§ TASK TO CARRY OUT
Return the whole listing, line for line, without the pictures in it.
[Begin DATA TO PROCESS]
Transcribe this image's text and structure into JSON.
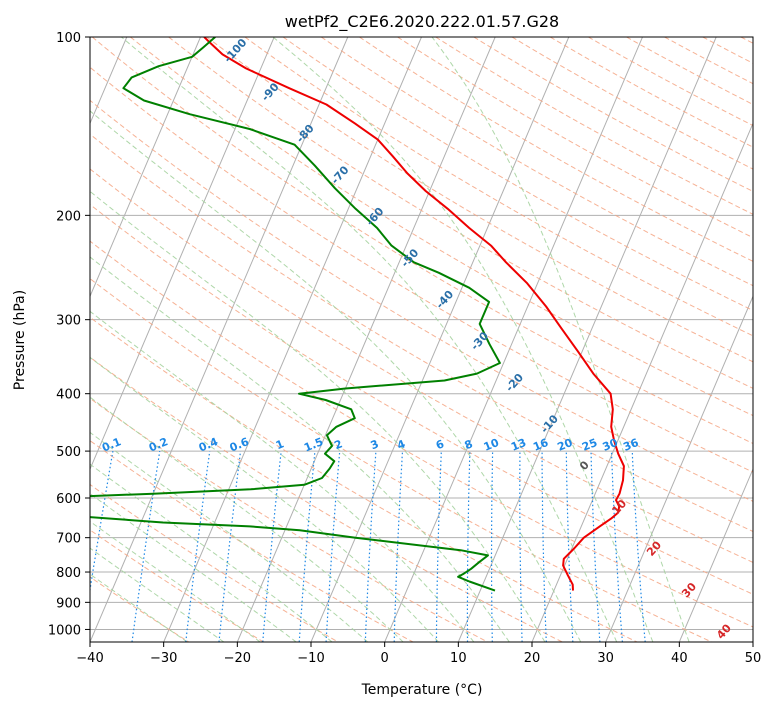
{
  "chart_data": {
    "type": "line",
    "title": "wetPf2_C2E6.2020.222.01.57.G28",
    "xlabel": "Temperature (°C)",
    "ylabel": "Pressure (hPa)",
    "xlim": [
      -40,
      50
    ],
    "ylim": [
      1050,
      100
    ],
    "y_scale": "log",
    "x_ticks": [
      "−40",
      "−30",
      "−20",
      "−10",
      "0",
      "10",
      "20",
      "30",
      "40",
      "50"
    ],
    "y_ticks": [
      "100",
      "200",
      "300",
      "400",
      "500",
      "600",
      "700",
      "800",
      "900",
      "1000"
    ],
    "grid": true,
    "series": [
      {
        "role": "temperature",
        "color": "#ee0000",
        "points": [
          [
            22.6,
            860
          ],
          [
            22.2,
            840
          ],
          [
            21.0,
            810
          ],
          [
            19.8,
            780
          ],
          [
            19.5,
            760
          ],
          [
            20.3,
            730
          ],
          [
            21.0,
            700
          ],
          [
            22.5,
            670
          ],
          [
            23.6,
            650
          ],
          [
            24.2,
            635
          ],
          [
            24.0,
            620
          ],
          [
            23.2,
            605
          ],
          [
            23.3,
            590
          ],
          [
            23.0,
            560
          ],
          [
            22.3,
            530
          ],
          [
            20.8,
            505
          ],
          [
            19.5,
            480
          ],
          [
            18.3,
            455
          ],
          [
            17.5,
            425
          ],
          [
            16.3,
            400
          ],
          [
            12.8,
            370
          ],
          [
            9.5,
            340
          ],
          [
            5.8,
            310
          ],
          [
            2.5,
            285
          ],
          [
            -1.5,
            260
          ],
          [
            -5.5,
            240
          ],
          [
            -8.5,
            225
          ],
          [
            -12.5,
            210
          ],
          [
            -16.5,
            195
          ],
          [
            -20.5,
            182
          ],
          [
            -24.0,
            170
          ],
          [
            -27.0,
            159
          ],
          [
            -30.0,
            149
          ],
          [
            -34.0,
            140
          ],
          [
            -39.0,
            130
          ],
          [
            -45.0,
            122
          ],
          [
            -52.0,
            113
          ],
          [
            -56.0,
            107
          ],
          [
            -58.5,
            102
          ],
          [
            -59.5,
            100
          ]
        ]
      },
      {
        "role": "dewpoint",
        "color": "#008000",
        "points": [
          [
            12.0,
            860
          ],
          [
            8.0,
            830
          ],
          [
            6.2,
            815
          ],
          [
            6.8,
            805
          ],
          [
            7.5,
            790
          ],
          [
            8.2,
            770
          ],
          [
            9.0,
            750
          ],
          [
            5.0,
            735
          ],
          [
            -10.0,
            700
          ],
          [
            -18.0,
            680
          ],
          [
            -25.0,
            670
          ],
          [
            -37.0,
            660
          ],
          [
            -52.0,
            640
          ],
          [
            -55.0,
            620
          ],
          [
            -55.0,
            600
          ],
          [
            -40.0,
            590
          ],
          [
            -27.0,
            580
          ],
          [
            -20.0,
            570
          ],
          [
            -18.0,
            555
          ],
          [
            -17.5,
            535
          ],
          [
            -17.3,
            520
          ],
          [
            -19.0,
            505
          ],
          [
            -18.5,
            490
          ],
          [
            -19.8,
            470
          ],
          [
            -19.0,
            455
          ],
          [
            -17.0,
            440
          ],
          [
            -18.0,
            425
          ],
          [
            -22.0,
            410
          ],
          [
            -26.0,
            400
          ],
          [
            -20.0,
            392
          ],
          [
            -7.0,
            380
          ],
          [
            -3.0,
            370
          ],
          [
            -0.5,
            355
          ],
          [
            -3.0,
            330
          ],
          [
            -5.5,
            305
          ],
          [
            -5.5,
            280
          ],
          [
            -9.0,
            265
          ],
          [
            -14.0,
            250
          ],
          [
            -18.0,
            240
          ],
          [
            -22.0,
            225
          ],
          [
            -25.0,
            210
          ],
          [
            -29.0,
            195
          ],
          [
            -33.0,
            180
          ],
          [
            -37.0,
            165
          ],
          [
            -41.0,
            152
          ],
          [
            -48.0,
            143
          ],
          [
            -57.0,
            135
          ],
          [
            -64.0,
            128
          ],
          [
            -67.5,
            122
          ],
          [
            -67.0,
            117
          ],
          [
            -64.0,
            112
          ],
          [
            -60.0,
            108
          ],
          [
            -59.0,
            104
          ],
          [
            -58.0,
            100
          ]
        ]
      }
    ],
    "dry_adiabat_labels": [
      "-100",
      "-90",
      "-80",
      "-70",
      "-60",
      "-50",
      "-40",
      "-30",
      "-20",
      "-10",
      "0",
      "10",
      "20",
      "30",
      "40"
    ],
    "mixing_ratio_labels": [
      "0.1",
      "0.2",
      "0.4",
      "0.6",
      "1",
      "1.5",
      "2",
      "3",
      "4",
      "6",
      "8",
      "10",
      "13",
      "16",
      "20",
      "25",
      "30",
      "36"
    ],
    "colors": {
      "isotherm": "#b0b0b0",
      "dry_adiabat": "#f4a582",
      "moist_adiabat": "#a6d3a0",
      "mixing_ratio": "#1e88e5",
      "dry_label": "#2a6fa8",
      "warm_label": "#d62728"
    }
  }
}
[End DATA TO PROCESS]
§ SOLVED EXERCISE
Transcribe this image's text and structure into JSON.
{
  "chart_data": {
    "type": "line",
    "title": "wetPf2_C2E6.2020.222.01.57.G28",
    "xlabel": "Temperature (°C)",
    "ylabel": "Pressure (hPa)",
    "xlim": [
      -40,
      50
    ],
    "ylim": [
      1050,
      100
    ],
    "y_scale": "log",
    "x_ticks": [
      "−40",
      "−30",
      "−20",
      "−10",
      "0",
      "10",
      "20",
      "30",
      "40",
      "50"
    ],
    "y_ticks": [
      "100",
      "200",
      "300",
      "400",
      "500",
      "600",
      "700",
      "800",
      "900",
      "1000"
    ],
    "grid": true,
    "series": [
      {
        "role": "temperature",
        "color": "#ee0000",
        "points": [
          [
            22.6,
            860
          ],
          [
            22.2,
            840
          ],
          [
            21.0,
            810
          ],
          [
            19.8,
            780
          ],
          [
            19.5,
            760
          ],
          [
            20.3,
            730
          ],
          [
            21.0,
            700
          ],
          [
            22.5,
            670
          ],
          [
            23.6,
            650
          ],
          [
            24.2,
            635
          ],
          [
            24.0,
            620
          ],
          [
            23.2,
            605
          ],
          [
            23.3,
            590
          ],
          [
            23.0,
            560
          ],
          [
            22.3,
            530
          ],
          [
            20.8,
            505
          ],
          [
            19.5,
            480
          ],
          [
            18.3,
            455
          ],
          [
            17.5,
            425
          ],
          [
            16.3,
            400
          ],
          [
            12.8,
            370
          ],
          [
            9.5,
            340
          ],
          [
            5.8,
            310
          ],
          [
            2.5,
            285
          ],
          [
            -1.5,
            260
          ],
          [
            -5.5,
            240
          ],
          [
            -8.5,
            225
          ],
          [
            -12.5,
            210
          ],
          [
            -16.5,
            195
          ],
          [
            -20.5,
            182
          ],
          [
            -24.0,
            170
          ],
          [
            -27.0,
            159
          ],
          [
            -30.0,
            149
          ],
          [
            -34.0,
            140
          ],
          [
            -39.0,
            130
          ],
          [
            -45.0,
            122
          ],
          [
            -52.0,
            113
          ],
          [
            -56.0,
            107
          ],
          [
            -58.5,
            102
          ],
          [
            -59.5,
            100
          ]
        ]
      },
      {
        "role": "dewpoint",
        "color": "#008000",
        "points": [
          [
            12.0,
            860
          ],
          [
            8.0,
            830
          ],
          [
            6.2,
            815
          ],
          [
            6.8,
            805
          ],
          [
            7.5,
            790
          ],
          [
            8.2,
            770
          ],
          [
            9.0,
            750
          ],
          [
            5.0,
            735
          ],
          [
            -10.0,
            700
          ],
          [
            -18.0,
            680
          ],
          [
            -25.0,
            670
          ],
          [
            -37.0,
            660
          ],
          [
            -52.0,
            640
          ],
          [
            -55.0,
            620
          ],
          [
            -55.0,
            600
          ],
          [
            -40.0,
            590
          ],
          [
            -27.0,
            580
          ],
          [
            -20.0,
            570
          ],
          [
            -18.0,
            555
          ],
          [
            -17.5,
            535
          ],
          [
            -17.3,
            520
          ],
          [
            -19.0,
            505
          ],
          [
            -18.5,
            490
          ],
          [
            -19.8,
            470
          ],
          [
            -19.0,
            455
          ],
          [
            -17.0,
            440
          ],
          [
            -18.0,
            425
          ],
          [
            -22.0,
            410
          ],
          [
            -26.0,
            400
          ],
          [
            -20.0,
            392
          ],
          [
            -7.0,
            380
          ],
          [
            -3.0,
            370
          ],
          [
            -0.5,
            355
          ],
          [
            -3.0,
            330
          ],
          [
            -5.5,
            305
          ],
          [
            -5.5,
            280
          ],
          [
            -9.0,
            265
          ],
          [
            -14.0,
            250
          ],
          [
            -18.0,
            240
          ],
          [
            -22.0,
            225
          ],
          [
            -25.0,
            210
          ],
          [
            -29.0,
            195
          ],
          [
            -33.0,
            180
          ],
          [
            -37.0,
            165
          ],
          [
            -41.0,
            152
          ],
          [
            -48.0,
            143
          ],
          [
            -57.0,
            135
          ],
          [
            -64.0,
            128
          ],
          [
            -67.5,
            122
          ],
          [
            -67.0,
            117
          ],
          [
            -64.0,
            112
          ],
          [
            -60.0,
            108
          ],
          [
            -59.0,
            104
          ],
          [
            -58.0,
            100
          ]
        ]
      }
    ],
    "dry_adiabat_labels": [
      "-100",
      "-90",
      "-80",
      "-70",
      "-60",
      "-50",
      "-40",
      "-30",
      "-20",
      "-10",
      "0",
      "10",
      "20",
      "30",
      "40"
    ],
    "mixing_ratio_labels": [
      "0.1",
      "0.2",
      "0.4",
      "0.6",
      "1",
      "1.5",
      "2",
      "3",
      "4",
      "6",
      "8",
      "10",
      "13",
      "16",
      "20",
      "25",
      "30",
      "36"
    ],
    "colors": {
      "isotherm": "#b0b0b0",
      "dry_adiabat": "#f4a582",
      "moist_adiabat": "#a6d3a0",
      "mixing_ratio": "#1e88e5",
      "dry_label": "#2a6fa8",
      "warm_label": "#d62728"
    }
  }
}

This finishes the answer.